▶ **Exercise description**: Count lines holding the word "confirmation". Only the number is wanted.
■ ■ ■ ■
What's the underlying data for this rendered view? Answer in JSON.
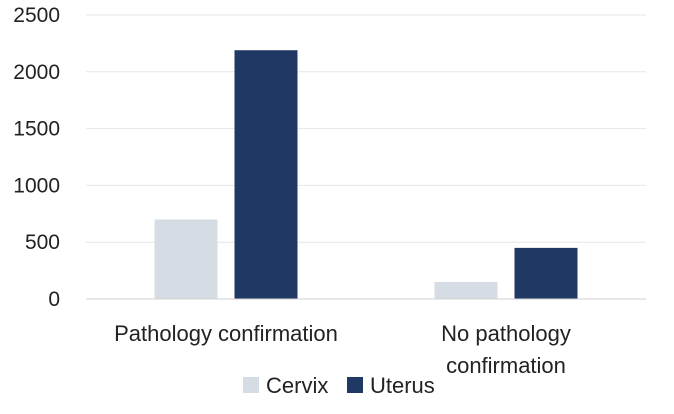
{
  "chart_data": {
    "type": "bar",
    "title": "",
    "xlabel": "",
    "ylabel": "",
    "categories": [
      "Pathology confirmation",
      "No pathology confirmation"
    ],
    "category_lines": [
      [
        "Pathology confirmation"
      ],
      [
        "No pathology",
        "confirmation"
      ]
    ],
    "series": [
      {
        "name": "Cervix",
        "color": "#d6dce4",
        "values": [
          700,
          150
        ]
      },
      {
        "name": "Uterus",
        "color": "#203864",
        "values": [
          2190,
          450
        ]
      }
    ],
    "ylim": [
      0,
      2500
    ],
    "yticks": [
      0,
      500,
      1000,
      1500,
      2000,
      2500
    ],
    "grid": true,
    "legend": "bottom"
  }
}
■ ■ ■ ■
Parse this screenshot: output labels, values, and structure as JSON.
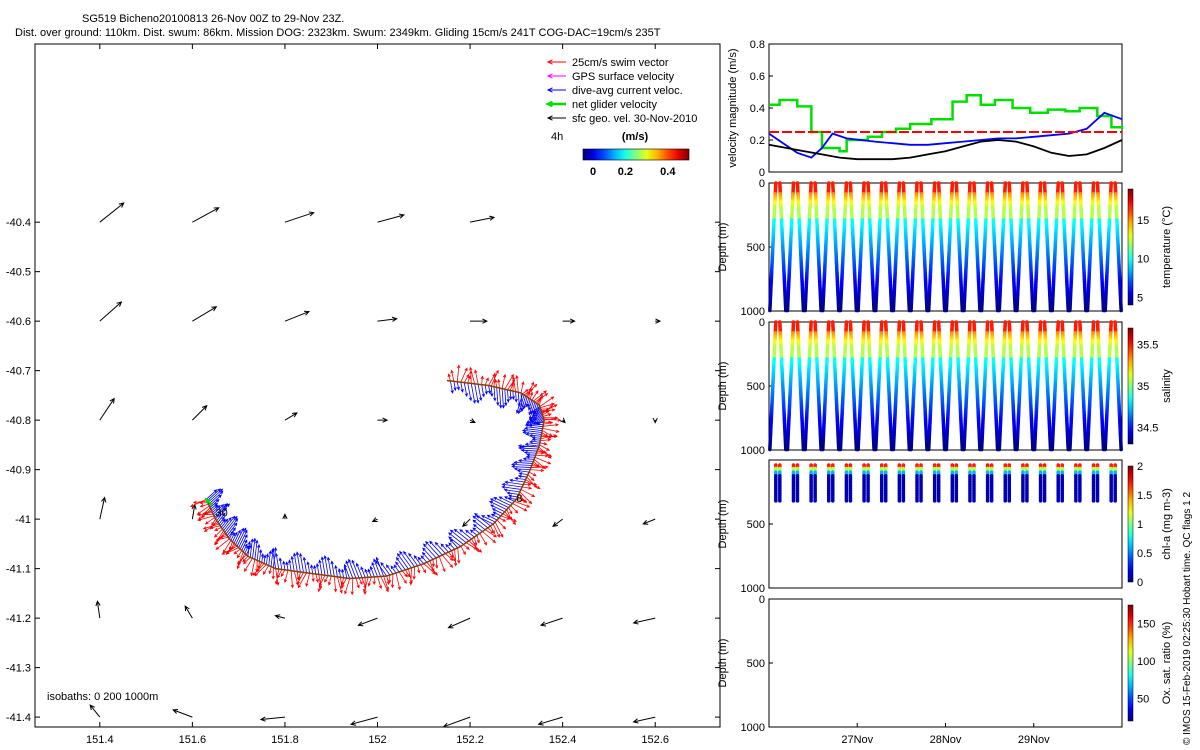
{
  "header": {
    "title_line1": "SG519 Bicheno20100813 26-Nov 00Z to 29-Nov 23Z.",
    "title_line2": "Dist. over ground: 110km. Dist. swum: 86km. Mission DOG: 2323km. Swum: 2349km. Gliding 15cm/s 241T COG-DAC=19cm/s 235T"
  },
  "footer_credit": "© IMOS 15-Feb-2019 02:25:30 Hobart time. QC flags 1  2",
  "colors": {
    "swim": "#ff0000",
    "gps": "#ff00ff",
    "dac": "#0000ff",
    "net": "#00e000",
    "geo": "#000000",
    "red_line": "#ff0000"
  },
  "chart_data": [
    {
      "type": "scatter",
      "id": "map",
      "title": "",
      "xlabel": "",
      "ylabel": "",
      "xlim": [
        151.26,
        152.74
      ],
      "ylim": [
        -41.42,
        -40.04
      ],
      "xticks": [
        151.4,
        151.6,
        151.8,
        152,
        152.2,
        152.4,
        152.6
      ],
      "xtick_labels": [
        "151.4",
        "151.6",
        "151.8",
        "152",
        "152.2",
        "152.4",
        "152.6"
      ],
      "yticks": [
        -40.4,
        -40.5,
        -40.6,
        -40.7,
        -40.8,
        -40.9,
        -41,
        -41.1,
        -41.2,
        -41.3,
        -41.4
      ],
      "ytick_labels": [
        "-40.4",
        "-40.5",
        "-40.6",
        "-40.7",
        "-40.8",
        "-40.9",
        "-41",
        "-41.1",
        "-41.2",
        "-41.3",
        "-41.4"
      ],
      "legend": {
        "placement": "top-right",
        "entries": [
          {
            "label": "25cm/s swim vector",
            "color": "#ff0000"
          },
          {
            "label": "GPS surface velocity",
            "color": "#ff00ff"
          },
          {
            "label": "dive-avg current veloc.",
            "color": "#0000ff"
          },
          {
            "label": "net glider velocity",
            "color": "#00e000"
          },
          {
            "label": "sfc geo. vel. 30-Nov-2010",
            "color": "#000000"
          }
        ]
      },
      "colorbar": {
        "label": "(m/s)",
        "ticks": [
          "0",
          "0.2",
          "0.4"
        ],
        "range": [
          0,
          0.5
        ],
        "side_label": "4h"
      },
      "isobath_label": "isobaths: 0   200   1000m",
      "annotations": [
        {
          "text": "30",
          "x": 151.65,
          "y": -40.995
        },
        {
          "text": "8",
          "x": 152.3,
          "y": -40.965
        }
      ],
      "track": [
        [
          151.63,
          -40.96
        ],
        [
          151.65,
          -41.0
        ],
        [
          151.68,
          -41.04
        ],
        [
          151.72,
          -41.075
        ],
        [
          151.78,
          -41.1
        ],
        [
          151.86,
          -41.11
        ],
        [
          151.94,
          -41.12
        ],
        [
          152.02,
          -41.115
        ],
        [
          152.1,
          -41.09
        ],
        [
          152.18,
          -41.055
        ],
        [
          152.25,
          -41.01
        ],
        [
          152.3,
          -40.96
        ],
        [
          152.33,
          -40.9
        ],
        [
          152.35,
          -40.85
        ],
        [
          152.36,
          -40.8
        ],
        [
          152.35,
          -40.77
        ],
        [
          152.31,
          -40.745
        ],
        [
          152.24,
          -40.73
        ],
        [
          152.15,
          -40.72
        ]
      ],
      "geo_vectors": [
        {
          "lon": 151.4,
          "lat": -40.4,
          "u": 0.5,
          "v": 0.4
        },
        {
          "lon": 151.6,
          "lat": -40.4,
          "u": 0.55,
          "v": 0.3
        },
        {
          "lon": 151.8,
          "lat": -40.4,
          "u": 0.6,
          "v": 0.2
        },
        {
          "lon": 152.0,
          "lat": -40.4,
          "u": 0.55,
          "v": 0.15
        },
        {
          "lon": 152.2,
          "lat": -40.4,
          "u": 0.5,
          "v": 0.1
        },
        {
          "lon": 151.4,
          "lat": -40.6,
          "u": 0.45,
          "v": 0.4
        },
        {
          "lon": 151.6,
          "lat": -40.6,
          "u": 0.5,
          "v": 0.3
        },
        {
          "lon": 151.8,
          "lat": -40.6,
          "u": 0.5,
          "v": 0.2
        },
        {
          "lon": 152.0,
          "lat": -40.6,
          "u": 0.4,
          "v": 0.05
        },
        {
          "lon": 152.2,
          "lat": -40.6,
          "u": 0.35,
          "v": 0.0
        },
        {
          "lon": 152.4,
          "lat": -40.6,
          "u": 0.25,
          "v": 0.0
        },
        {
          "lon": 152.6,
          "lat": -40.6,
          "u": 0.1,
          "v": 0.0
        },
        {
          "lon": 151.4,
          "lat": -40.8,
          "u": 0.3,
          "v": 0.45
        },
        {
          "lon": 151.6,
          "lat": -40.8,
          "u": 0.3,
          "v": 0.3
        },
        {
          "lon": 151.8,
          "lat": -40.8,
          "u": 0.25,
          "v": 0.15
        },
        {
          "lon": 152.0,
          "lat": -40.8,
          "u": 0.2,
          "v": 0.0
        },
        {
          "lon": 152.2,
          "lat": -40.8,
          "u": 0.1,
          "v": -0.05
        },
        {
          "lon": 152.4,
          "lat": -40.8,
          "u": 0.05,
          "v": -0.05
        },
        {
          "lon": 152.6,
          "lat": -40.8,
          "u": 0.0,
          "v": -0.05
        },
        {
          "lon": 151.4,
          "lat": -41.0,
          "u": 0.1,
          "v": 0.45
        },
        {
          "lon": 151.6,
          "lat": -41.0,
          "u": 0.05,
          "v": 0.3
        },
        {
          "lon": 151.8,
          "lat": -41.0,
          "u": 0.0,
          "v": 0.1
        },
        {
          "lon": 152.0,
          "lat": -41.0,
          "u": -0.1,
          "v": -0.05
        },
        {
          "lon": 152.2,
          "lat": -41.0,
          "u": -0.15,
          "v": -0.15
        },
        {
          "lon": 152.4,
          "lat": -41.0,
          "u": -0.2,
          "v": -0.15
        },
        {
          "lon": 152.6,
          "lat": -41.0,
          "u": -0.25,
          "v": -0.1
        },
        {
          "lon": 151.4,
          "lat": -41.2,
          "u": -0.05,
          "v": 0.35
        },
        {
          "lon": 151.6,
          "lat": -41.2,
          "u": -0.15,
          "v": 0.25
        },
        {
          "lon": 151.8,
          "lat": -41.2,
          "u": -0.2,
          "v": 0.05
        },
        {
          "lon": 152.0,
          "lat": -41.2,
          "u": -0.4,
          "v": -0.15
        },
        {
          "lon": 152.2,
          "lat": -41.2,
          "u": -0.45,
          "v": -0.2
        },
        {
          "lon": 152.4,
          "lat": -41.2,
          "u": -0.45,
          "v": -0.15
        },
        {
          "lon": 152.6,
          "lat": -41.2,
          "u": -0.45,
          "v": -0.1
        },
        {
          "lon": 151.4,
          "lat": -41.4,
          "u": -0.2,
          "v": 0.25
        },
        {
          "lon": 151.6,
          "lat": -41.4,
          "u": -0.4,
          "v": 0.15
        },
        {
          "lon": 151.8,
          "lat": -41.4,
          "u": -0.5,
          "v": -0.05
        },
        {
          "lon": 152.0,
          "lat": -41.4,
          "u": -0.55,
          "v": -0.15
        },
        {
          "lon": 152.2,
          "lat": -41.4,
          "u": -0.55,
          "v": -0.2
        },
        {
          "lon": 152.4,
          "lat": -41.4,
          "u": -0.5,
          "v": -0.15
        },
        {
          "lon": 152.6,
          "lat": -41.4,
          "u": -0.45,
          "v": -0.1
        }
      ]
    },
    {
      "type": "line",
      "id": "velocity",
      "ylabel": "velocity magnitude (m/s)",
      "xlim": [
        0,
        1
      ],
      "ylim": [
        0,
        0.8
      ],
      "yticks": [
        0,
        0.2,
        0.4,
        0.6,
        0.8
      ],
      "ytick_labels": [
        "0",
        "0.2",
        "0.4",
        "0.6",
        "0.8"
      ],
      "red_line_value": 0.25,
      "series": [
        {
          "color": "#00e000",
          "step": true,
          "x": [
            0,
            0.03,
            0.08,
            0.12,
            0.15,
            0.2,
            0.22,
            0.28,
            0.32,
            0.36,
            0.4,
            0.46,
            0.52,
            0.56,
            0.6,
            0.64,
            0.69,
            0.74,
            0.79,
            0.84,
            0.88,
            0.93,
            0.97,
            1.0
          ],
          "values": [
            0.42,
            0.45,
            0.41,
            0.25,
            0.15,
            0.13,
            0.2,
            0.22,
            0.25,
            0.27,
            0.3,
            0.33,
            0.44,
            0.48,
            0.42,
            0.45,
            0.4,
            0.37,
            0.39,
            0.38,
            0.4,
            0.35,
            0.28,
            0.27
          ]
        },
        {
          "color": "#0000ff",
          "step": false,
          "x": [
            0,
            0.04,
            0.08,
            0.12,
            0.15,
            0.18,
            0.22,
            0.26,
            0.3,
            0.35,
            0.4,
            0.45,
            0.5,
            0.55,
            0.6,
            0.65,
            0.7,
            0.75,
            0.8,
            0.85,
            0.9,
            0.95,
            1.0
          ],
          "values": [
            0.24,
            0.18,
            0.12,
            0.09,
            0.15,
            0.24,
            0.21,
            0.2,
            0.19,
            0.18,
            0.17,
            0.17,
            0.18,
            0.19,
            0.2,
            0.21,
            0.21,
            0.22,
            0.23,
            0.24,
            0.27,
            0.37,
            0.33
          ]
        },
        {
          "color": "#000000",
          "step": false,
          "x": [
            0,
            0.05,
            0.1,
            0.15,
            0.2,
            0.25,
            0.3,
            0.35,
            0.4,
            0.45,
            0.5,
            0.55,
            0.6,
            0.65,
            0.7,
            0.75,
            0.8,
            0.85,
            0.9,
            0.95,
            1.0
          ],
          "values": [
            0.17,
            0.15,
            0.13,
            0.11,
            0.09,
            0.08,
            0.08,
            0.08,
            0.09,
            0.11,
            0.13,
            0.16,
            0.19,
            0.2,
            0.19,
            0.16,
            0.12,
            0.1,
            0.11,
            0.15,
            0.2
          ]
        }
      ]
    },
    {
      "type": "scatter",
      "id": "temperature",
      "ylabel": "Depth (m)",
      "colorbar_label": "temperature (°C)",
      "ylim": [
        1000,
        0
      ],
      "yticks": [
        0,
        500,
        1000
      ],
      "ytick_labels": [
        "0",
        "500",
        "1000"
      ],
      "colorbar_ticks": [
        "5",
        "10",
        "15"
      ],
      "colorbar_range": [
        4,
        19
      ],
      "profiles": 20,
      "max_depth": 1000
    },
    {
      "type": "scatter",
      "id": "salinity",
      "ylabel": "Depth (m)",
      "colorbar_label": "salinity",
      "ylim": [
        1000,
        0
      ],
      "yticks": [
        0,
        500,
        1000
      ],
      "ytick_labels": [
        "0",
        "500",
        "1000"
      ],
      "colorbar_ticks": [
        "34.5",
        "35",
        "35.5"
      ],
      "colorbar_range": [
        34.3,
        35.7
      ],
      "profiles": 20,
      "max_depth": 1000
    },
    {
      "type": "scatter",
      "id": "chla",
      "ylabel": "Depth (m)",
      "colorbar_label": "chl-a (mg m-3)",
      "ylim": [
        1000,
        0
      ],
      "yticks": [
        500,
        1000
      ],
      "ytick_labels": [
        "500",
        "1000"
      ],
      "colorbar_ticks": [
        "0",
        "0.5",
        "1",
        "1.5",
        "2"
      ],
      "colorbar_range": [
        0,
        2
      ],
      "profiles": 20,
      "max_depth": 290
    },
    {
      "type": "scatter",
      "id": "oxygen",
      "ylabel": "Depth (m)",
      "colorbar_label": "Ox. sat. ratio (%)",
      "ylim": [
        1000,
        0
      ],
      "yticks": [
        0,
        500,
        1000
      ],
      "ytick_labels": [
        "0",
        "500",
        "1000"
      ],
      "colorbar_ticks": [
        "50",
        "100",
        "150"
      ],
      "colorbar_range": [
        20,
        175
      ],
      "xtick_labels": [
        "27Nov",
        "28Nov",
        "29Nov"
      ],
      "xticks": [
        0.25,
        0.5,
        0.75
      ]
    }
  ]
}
■ ■ ■ ■
▶ **Task solution**: 4